* [DIRECTION]:
Pull out each line of the records holding the string "heard".

* [MATERIAL SHOWN]:
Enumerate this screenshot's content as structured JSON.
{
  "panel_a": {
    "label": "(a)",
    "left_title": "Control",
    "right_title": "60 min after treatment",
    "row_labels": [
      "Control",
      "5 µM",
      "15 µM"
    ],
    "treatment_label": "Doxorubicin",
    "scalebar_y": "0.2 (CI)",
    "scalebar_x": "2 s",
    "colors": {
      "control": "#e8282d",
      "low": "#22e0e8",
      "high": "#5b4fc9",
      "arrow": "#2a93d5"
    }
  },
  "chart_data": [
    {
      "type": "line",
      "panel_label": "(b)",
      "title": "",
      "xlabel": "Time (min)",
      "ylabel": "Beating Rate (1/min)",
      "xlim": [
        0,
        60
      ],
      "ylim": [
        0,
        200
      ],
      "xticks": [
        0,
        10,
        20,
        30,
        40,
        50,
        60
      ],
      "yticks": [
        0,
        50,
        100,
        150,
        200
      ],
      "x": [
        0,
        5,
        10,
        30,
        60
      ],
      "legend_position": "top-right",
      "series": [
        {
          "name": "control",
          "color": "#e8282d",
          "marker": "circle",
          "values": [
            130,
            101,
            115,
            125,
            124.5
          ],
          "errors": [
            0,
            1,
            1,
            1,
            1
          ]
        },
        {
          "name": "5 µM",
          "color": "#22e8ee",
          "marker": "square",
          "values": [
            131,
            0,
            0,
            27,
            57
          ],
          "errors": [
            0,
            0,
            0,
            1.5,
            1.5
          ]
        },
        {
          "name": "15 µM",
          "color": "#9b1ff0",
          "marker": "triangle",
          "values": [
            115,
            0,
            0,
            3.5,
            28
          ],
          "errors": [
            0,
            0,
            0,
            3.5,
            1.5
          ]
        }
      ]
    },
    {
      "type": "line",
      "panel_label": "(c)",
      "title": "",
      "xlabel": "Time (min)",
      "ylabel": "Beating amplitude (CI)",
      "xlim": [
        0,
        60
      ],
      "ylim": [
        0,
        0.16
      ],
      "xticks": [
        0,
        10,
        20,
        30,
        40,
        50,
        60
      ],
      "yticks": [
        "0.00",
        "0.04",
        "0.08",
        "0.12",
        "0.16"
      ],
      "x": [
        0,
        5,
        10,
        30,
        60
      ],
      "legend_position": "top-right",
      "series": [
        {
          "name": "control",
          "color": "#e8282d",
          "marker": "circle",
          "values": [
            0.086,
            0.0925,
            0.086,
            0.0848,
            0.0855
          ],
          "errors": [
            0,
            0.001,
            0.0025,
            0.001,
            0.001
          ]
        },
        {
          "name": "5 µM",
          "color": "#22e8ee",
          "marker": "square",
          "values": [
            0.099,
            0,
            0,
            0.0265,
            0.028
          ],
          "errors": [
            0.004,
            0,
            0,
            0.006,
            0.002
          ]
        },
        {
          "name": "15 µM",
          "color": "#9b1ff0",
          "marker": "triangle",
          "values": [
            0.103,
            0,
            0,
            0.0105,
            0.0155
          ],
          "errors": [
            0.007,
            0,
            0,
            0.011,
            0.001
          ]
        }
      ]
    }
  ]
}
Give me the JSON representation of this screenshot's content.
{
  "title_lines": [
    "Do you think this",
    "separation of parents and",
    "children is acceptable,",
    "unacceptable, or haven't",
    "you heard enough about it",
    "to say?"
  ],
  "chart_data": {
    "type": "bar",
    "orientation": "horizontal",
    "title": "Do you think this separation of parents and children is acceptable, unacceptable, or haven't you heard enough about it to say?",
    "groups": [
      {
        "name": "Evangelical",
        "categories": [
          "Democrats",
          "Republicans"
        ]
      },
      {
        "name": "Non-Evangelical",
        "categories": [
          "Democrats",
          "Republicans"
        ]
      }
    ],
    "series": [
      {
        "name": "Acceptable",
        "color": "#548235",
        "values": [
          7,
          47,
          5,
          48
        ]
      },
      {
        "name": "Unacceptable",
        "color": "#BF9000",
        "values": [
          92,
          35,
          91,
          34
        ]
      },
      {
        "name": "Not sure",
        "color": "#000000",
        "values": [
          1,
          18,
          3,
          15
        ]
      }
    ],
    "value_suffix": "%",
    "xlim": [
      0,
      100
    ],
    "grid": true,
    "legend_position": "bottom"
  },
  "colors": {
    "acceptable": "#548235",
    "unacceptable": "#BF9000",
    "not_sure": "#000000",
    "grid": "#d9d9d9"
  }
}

* [FINAL RESULT]:
    "you heard enough about it",
    "title": "Do you think this separation of parents and children is acceptable, unacceptable, or haven't you heard enough about it to say?",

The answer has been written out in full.